* START *

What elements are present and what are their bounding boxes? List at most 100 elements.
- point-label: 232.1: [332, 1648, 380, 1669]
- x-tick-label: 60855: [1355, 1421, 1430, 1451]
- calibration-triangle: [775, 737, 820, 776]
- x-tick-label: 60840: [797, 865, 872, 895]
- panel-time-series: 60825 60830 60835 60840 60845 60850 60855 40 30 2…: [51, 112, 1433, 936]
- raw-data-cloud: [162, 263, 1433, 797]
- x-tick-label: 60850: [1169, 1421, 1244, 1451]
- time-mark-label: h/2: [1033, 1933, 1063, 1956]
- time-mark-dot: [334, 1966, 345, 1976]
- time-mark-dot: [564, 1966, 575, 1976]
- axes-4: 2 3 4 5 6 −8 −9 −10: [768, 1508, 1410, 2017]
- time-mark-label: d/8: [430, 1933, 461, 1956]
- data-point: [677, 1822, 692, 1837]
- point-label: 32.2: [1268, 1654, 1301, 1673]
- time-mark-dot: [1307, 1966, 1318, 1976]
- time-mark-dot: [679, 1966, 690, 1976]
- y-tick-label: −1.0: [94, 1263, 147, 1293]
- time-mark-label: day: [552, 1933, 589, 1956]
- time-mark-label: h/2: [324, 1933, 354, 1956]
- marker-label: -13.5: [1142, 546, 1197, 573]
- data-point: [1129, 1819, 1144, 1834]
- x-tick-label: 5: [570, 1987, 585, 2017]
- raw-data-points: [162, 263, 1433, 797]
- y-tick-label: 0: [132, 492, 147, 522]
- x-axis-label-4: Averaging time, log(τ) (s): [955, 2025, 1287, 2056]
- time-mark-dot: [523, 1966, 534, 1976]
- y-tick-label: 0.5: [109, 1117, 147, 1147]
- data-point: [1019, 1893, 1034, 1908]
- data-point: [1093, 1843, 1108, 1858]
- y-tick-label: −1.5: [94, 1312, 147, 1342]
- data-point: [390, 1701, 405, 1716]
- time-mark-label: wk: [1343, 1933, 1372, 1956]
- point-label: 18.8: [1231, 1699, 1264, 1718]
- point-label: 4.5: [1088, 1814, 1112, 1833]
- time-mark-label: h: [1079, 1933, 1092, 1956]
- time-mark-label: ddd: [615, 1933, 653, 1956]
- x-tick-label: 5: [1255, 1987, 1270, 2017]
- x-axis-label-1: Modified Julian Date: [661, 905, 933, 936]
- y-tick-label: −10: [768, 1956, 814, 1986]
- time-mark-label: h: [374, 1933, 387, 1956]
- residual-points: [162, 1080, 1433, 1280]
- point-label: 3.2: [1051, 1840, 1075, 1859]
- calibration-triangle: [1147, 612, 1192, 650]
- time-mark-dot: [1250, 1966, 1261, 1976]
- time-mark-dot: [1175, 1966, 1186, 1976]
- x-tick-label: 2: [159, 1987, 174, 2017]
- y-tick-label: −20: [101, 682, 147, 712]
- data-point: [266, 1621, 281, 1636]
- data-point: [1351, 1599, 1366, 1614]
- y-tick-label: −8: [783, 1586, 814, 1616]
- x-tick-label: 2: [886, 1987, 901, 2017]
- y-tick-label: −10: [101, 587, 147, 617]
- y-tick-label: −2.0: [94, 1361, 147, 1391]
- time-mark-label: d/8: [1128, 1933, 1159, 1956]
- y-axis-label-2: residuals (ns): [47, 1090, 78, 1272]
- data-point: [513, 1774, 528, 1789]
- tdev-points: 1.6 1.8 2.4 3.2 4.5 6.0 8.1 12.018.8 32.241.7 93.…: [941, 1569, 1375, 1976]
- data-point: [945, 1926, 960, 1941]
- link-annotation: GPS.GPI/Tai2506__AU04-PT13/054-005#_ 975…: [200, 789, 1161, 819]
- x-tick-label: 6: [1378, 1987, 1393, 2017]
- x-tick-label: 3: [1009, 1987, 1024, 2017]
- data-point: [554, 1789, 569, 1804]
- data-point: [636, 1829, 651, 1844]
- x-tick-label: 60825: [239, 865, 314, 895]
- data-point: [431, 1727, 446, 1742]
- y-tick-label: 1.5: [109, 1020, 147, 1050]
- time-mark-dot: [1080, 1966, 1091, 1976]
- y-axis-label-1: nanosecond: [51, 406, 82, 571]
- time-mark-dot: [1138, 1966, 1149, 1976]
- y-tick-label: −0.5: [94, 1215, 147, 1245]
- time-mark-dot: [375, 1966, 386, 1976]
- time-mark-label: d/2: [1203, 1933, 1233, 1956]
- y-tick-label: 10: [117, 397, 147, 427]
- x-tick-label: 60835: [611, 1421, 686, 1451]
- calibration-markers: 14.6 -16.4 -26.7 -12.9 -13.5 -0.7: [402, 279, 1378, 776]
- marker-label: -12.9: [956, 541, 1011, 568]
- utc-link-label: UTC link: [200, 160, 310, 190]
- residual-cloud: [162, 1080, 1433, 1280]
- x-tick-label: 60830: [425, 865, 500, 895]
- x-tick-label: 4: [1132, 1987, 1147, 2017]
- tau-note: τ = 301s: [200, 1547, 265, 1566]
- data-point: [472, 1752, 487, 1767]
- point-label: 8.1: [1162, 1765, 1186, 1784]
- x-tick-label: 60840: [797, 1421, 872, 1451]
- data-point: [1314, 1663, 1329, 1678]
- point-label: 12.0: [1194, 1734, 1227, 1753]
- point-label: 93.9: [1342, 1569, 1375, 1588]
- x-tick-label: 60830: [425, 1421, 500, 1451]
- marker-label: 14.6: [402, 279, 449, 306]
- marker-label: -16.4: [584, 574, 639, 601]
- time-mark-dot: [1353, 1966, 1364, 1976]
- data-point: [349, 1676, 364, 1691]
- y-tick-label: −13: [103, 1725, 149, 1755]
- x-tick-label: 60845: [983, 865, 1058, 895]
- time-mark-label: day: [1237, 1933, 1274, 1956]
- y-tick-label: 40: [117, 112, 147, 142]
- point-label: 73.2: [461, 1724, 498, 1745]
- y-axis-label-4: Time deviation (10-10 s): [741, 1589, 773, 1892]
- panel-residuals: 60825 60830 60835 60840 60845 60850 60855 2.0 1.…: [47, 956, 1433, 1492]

* END *

Return every line of the data above verbatim, from the first to the last, with nothing altered, added or left out.

■ RESPONSE
What elements are present and what are their bounding boxes? List at most 100 elements.
- point-label: 232.1: [332, 1648, 380, 1669]
- x-tick-label: 60855: [1355, 1421, 1430, 1451]
- calibration-triangle: [775, 737, 820, 776]
- x-tick-label: 60840: [797, 865, 872, 895]
- panel-time-series: 60825 60830 60835 60840 60845 60850 60855 40 30 2…: [51, 112, 1433, 936]
- raw-data-cloud: [162, 263, 1433, 797]
- x-tick-label: 60850: [1169, 1421, 1244, 1451]
- time-mark-label: h/2: [1033, 1933, 1063, 1956]
- time-mark-dot: [334, 1966, 345, 1976]
- time-mark-dot: [564, 1966, 575, 1976]
- axes-4: 2 3 4 5 6 −8 −9 −10: [768, 1508, 1410, 2017]
- time-mark-label: d/8: [430, 1933, 461, 1956]
- data-point: [677, 1822, 692, 1837]
- point-label: 32.2: [1268, 1654, 1301, 1673]
- time-mark-dot: [1307, 1966, 1318, 1976]
- time-mark-dot: [679, 1966, 690, 1976]
- y-tick-label: −1.0: [94, 1263, 147, 1293]
- time-mark-label: day: [552, 1933, 589, 1956]
- time-mark-label: h/2: [324, 1933, 354, 1956]
- marker-label: -13.5: [1142, 546, 1197, 573]
- data-point: [1129, 1819, 1144, 1834]
- x-tick-label: 5: [570, 1987, 585, 2017]
- raw-data-points: [162, 263, 1433, 797]
- y-tick-label: 0: [132, 492, 147, 522]
- x-axis-label-4: Averaging time, log(τ) (s): [955, 2025, 1287, 2056]
- time-mark-dot: [523, 1966, 534, 1976]
- y-tick-label: 0.5: [109, 1117, 147, 1147]
- data-point: [1019, 1893, 1034, 1908]
- data-point: [1093, 1843, 1108, 1858]
- y-tick-label: −1.5: [94, 1312, 147, 1342]
- data-point: [390, 1701, 405, 1716]
- time-mark-label: wk: [1343, 1933, 1372, 1956]
- point-label: 18.8: [1231, 1699, 1264, 1718]
- point-label: 4.5: [1088, 1814, 1112, 1833]
- time-mark-label: h: [1079, 1933, 1092, 1956]
- time-mark-label: ddd: [615, 1933, 653, 1956]
- x-tick-label: 5: [1255, 1987, 1270, 2017]
- x-axis-label-1: Modified Julian Date: [661, 905, 933, 936]
- y-tick-label: −10: [768, 1956, 814, 1986]
- time-mark-label: h: [374, 1933, 387, 1956]
- residual-points: [162, 1080, 1433, 1280]
- point-label: 3.2: [1051, 1840, 1075, 1859]
- calibration-triangle: [1147, 612, 1192, 650]
- time-mark-dot: [1250, 1966, 1261, 1976]
- time-mark-dot: [1175, 1966, 1186, 1976]
- x-tick-label: 2: [159, 1987, 174, 2017]
- y-tick-label: −20: [101, 682, 147, 712]
- data-point: [266, 1621, 281, 1636]
- data-point: [1351, 1599, 1366, 1614]
- y-tick-label: −8: [783, 1586, 814, 1616]
- x-tick-label: 2: [886, 1987, 901, 2017]
- y-tick-label: −10: [101, 587, 147, 617]
- y-tick-label: −2.0: [94, 1361, 147, 1391]
- time-mark-label: d/8: [1128, 1933, 1159, 1956]
- y-axis-label-2: residuals (ns): [47, 1090, 78, 1272]
- data-point: [513, 1774, 528, 1789]
- tdev-points: 1.6 1.8 2.4 3.2 4.5 6.0 8.1 12.018.8 32.241.7 93.…: [941, 1569, 1375, 1976]
- data-point: [945, 1926, 960, 1941]
- link-annotation: GPS.GPI/Tai2506__AU04-PT13/054-005#_ 975…: [200, 789, 1161, 819]
- x-tick-label: 6: [1378, 1987, 1393, 2017]
- x-tick-label: 3: [1009, 1987, 1024, 2017]
- data-point: [554, 1789, 569, 1804]
- data-point: [636, 1829, 651, 1844]
- x-tick-label: 60825: [239, 865, 314, 895]
- data-point: [431, 1727, 446, 1742]
- y-tick-label: 1.5: [109, 1020, 147, 1050]
- time-mark-dot: [1080, 1966, 1091, 1976]
- y-axis-label-1: nanosecond: [51, 406, 82, 571]
- time-mark-dot: [1138, 1966, 1149, 1976]
- y-tick-label: −0.5: [94, 1215, 147, 1245]
- time-mark-dot: [375, 1966, 386, 1976]
- time-mark-label: d/2: [1203, 1933, 1233, 1956]
- y-tick-label: 10: [117, 397, 147, 427]
- x-tick-label: 60835: [611, 1421, 686, 1451]
- calibration-markers: 14.6 -16.4 -26.7 -12.9 -13.5 -0.7: [402, 279, 1378, 776]
- marker-label: -12.9: [956, 541, 1011, 568]
- utc-link-label: UTC link: [200, 160, 310, 190]
- residual-cloud: [162, 1080, 1433, 1280]
- x-tick-label: 60830: [425, 865, 500, 895]
- x-tick-label: 4: [1132, 1987, 1147, 2017]
- tau-note: τ = 301s: [200, 1547, 265, 1566]
- data-point: [472, 1752, 487, 1767]
- point-label: 8.1: [1162, 1765, 1186, 1784]
- x-tick-label: 60840: [797, 1421, 872, 1451]
- data-point: [1314, 1663, 1329, 1678]
- point-label: 12.0: [1194, 1734, 1227, 1753]
- point-label: 93.9: [1342, 1569, 1375, 1588]
- x-tick-label: 60830: [425, 1421, 500, 1451]
- marker-label: 14.6: [402, 279, 449, 306]
- marker-label: -16.4: [584, 574, 639, 601]
- time-mark-dot: [1353, 1966, 1364, 1976]
- data-point: [349, 1676, 364, 1691]
- y-tick-label: −13: [103, 1725, 149, 1755]
- x-tick-label: 60845: [983, 865, 1058, 895]
- time-mark-label: day: [1237, 1933, 1274, 1956]
- y-tick-label: 40: [117, 112, 147, 142]
- point-label: 73.2: [461, 1724, 498, 1745]
- y-axis-label-4: Time deviation (10-10 s): [741, 1589, 773, 1892]
- panel-residuals: 60825 60830 60835 60840 60845 60850 60855 2.0 1.…: [47, 956, 1433, 1492]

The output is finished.